**What to produce:** Reproduce the whole listing, character for character.

Extracted records
* * *

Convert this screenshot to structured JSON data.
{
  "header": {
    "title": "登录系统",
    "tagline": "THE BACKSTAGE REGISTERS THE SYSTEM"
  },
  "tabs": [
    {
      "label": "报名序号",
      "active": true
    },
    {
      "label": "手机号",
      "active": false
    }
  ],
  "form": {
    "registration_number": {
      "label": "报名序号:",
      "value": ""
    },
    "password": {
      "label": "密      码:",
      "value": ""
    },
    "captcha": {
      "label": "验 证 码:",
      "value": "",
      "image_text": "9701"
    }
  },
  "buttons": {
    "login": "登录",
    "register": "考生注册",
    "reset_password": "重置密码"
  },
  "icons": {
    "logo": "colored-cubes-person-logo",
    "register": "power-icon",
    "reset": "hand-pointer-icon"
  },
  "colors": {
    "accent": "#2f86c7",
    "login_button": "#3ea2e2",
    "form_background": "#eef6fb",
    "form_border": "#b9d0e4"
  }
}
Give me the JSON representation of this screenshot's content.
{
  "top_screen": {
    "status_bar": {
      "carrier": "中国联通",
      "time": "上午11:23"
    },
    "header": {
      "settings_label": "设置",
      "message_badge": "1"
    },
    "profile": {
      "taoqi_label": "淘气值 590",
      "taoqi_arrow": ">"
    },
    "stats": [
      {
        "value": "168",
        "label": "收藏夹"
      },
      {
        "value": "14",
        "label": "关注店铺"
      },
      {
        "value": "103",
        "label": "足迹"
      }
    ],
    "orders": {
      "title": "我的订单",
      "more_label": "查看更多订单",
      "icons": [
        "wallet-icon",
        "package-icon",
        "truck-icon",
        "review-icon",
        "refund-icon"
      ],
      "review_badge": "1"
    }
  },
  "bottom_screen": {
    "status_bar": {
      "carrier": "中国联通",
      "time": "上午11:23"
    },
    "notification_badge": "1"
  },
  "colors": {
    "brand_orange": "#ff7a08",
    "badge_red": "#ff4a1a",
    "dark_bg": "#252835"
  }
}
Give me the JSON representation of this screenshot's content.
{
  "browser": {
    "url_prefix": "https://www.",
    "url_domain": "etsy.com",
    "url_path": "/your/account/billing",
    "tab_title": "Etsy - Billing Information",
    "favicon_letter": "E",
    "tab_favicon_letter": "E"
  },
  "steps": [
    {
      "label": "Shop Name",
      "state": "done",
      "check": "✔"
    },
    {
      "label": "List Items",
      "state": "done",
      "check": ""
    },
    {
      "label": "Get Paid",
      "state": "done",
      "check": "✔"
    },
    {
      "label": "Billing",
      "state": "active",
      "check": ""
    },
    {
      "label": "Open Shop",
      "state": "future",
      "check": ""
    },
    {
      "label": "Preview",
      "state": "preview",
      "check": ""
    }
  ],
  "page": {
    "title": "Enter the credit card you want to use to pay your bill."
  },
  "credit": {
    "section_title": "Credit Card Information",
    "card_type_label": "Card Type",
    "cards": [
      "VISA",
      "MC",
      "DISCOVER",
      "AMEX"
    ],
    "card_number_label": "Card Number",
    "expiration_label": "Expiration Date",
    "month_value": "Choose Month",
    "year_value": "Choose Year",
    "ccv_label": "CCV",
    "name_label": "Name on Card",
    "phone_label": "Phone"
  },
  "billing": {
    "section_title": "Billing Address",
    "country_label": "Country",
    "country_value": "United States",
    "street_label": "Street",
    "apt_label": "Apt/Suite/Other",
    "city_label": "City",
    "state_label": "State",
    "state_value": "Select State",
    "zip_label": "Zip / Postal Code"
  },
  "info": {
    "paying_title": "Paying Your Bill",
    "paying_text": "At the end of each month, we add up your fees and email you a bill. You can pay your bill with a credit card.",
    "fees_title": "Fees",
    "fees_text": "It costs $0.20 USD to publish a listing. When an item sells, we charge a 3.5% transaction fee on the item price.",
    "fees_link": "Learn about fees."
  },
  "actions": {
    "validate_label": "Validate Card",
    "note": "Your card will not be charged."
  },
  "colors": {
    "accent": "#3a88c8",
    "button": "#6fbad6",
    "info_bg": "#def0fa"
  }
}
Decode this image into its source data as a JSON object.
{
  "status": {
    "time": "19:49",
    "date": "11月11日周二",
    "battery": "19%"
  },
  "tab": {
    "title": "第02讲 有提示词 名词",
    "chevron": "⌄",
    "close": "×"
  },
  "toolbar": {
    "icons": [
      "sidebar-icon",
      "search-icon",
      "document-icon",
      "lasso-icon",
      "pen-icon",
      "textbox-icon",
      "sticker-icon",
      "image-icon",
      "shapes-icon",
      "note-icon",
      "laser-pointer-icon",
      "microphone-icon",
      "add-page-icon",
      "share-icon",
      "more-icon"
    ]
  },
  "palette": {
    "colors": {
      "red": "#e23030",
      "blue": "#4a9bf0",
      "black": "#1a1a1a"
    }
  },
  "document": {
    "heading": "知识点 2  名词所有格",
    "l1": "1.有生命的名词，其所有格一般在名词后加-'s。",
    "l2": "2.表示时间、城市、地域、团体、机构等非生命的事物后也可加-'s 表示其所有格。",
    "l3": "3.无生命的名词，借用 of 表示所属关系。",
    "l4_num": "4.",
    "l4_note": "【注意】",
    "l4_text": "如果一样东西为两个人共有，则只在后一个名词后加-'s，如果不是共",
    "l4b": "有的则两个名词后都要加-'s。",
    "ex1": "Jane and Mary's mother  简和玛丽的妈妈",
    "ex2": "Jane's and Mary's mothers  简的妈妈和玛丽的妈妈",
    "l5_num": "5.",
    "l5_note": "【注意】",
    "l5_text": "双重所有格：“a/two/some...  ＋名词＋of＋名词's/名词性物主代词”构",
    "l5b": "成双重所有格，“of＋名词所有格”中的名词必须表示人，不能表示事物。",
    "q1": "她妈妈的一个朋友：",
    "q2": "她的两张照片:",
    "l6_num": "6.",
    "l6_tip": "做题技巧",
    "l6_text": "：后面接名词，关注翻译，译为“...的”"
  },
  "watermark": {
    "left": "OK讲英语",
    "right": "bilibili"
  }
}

* * *

**Result of this task:**
Convert this screenshot to structured JSON data.
{
  "header": {
    "title": "登录系统",
    "tagline": "THE BACKSTAGE REGISTERS THE SYSTEM"
  },
  "tabs": [
    {
      "label": "报名序号",
      "active": true
    },
    {
      "label": "手机号",
      "active": false
    }
  ],
  "form": {
    "registration_number": {
      "label": "报名序号:",
      "value": ""
    },
    "password": {
      "label": "密      码:",
      "value": ""
    },
    "captcha": {
      "label": "验 证 码:",
      "value": "",
      "image_text": "9701"
    }
  },
  "buttons": {
    "login": "登录",
    "register": "考生注册",
    "reset_password": "重置密码"
  },
  "icons": {
    "logo": "colored-cubes-person-logo",
    "register": "power-icon",
    "reset": "hand-pointer-icon"
  },
  "colors": {
    "accent": "#2f86c7",
    "login_button": "#3ea2e2",
    "form_background": "#eef6fb",
    "form_border": "#b9d0e4"
  }
}
Give me the JSON representation of this screenshot's content.
{
  "top_screen": {
    "status_bar": {
      "carrier": "中国联通",
      "time": "上午11:23"
    },
    "header": {
      "settings_label": "设置",
      "message_badge": "1"
    },
    "profile": {
      "taoqi_label": "淘气值 590",
      "taoqi_arrow": ">"
    },
    "stats": [
      {
        "value": "168",
        "label": "收藏夹"
      },
      {
        "value": "14",
        "label": "关注店铺"
      },
      {
        "value": "103",
        "label": "足迹"
      }
    ],
    "orders": {
      "title": "我的订单",
      "more_label": "查看更多订单",
      "icons": [
        "wallet-icon",
        "package-icon",
        "truck-icon",
        "review-icon",
        "refund-icon"
      ],
      "review_badge": "1"
    }
  },
  "bottom_screen": {
    "status_bar": {
      "carrier": "中国联通",
      "time": "上午11:23"
    },
    "notification_badge": "1"
  },
  "colors": {
    "brand_orange": "#ff7a08",
    "badge_red": "#ff4a1a",
    "dark_bg": "#252835"
  }
}
Give me the JSON representation of this screenshot's content.
{
  "browser": {
    "url_prefix": "https://www.",
    "url_domain": "etsy.com",
    "url_path": "/your/account/billing",
    "tab_title": "Etsy - Billing Information",
    "favicon_letter": "E",
    "tab_favicon_letter": "E"
  },
  "steps": [
    {
      "label": "Shop Name",
      "state": "done",
      "check": "✔"
    },
    {
      "label": "List Items",
      "state": "done",
      "check": ""
    },
    {
      "label": "Get Paid",
      "state": "done",
      "check": "✔"
    },
    {
      "label": "Billing",
      "state": "active",
      "check": ""
    },
    {
      "label": "Open Shop",
      "state": "future",
      "check": ""
    },
    {
      "label": "Preview",
      "state": "preview",
      "check": ""
    }
  ],
  "page": {
    "title": "Enter the credit card you want to use to pay your bill."
  },
  "credit": {
    "section_title": "Credit Card Information",
    "card_type_label": "Card Type",
    "cards": [
      "VISA",
      "MC",
      "DISCOVER",
      "AMEX"
    ],
    "card_number_label": "Card Number",
    "expiration_label": "Expiration Date",
    "month_value": "Choose Month",
    "year_value": "Choose Year",
    "ccv_label": "CCV",
    "name_label": "Name on Card",
    "phone_label": "Phone"
  },
  "billing": {
    "section_title": "Billing Address",
    "country_label": "Country",
    "country_value": "United States",
    "street_label": "Street",
    "apt_label": "Apt/Suite/Other",
    "city_label": "City",
    "state_label": "State",
    "state_value": "Select State",
    "zip_label": "Zip / Postal Code"
  },
  "info": {
    "paying_title": "Paying Your Bill",
    "paying_text": "At the end of each month, we add up your fees and email you a bill. You can pay your bill with a credit card.",
    "fees_title": "Fees",
    "fees_text": "It costs $0.20 USD to publish a listing. When an item sells, we charge a 3.5% transaction fee on the item price.",
    "fees_link": "Learn about fees."
  },
  "actions": {
    "validate_label": "Validate Card",
    "note": "Your card will not be charged."
  },
  "colors": {
    "accent": "#3a88c8",
    "button": "#6fbad6",
    "info_bg": "#def0fa"
  }
}
Decode this image into its source data as a JSON object.
{
  "status": {
    "time": "19:49",
    "date": "11月11日周二",
    "battery": "19%"
  },
  "tab": {
    "title": "第02讲 有提示词 名词",
    "chevron": "⌄",
    "close": "×"
  },
  "toolbar": {
    "icons": [
      "sidebar-icon",
      "search-icon",
      "document-icon",
      "lasso-icon",
      "pen-icon",
      "textbox-icon",
      "sticker-icon",
      "image-icon",
      "shapes-icon",
      "note-icon",
      "laser-pointer-icon",
      "microphone-icon",
      "add-page-icon",
      "share-icon",
      "more-icon"
    ]
  },
  "palette": {
    "colors": {
      "red": "#e23030",
      "blue": "#4a9bf0",
      "black": "#1a1a1a"
    }
  },
  "document": {
    "heading": "知识点 2  名词所有格",
    "l1": "1.有生命的名词，其所有格一般在名词后加-'s。",
    "l2": "2.表示时间、城市、地域、团体、机构等非生命的事物后也可加-'s 表示其所有格。",
    "l3": "3.无生命的名词，借用 of 表示所属关系。",
    "l4_num": "4.",
    "l4_note": "【注意】",
    "l4_text": "如果一样东西为两个人共有，则只在后一个名词后加-'s，如果不是共",
    "l4b": "有的则两个名词后都要加-'s。",
    "ex1": "Jane and Mary's mother  简和玛丽的妈妈",
    "ex2": "Jane's and Mary's mothers  简的妈妈和玛丽的妈妈",
    "l5_num": "5.",
    "l5_note": "【注意】",
    "l5_text": "双重所有格：“a/two/some...  ＋名词＋of＋名词's/名词性物主代词”构",
    "l5b": "成双重所有格，“of＋名词所有格”中的名词必须表示人，不能表示事物。",
    "q1": "她妈妈的一个朋友：",
    "q2": "她的两张照片:",
    "l6_num": "6.",
    "l6_tip": "做题技巧",
    "l6_text": "：后面接名词，关注翻译，译为“...的”"
  },
  "watermark": {
    "left": "OK讲英语",
    "right": "bilibili"
  }
}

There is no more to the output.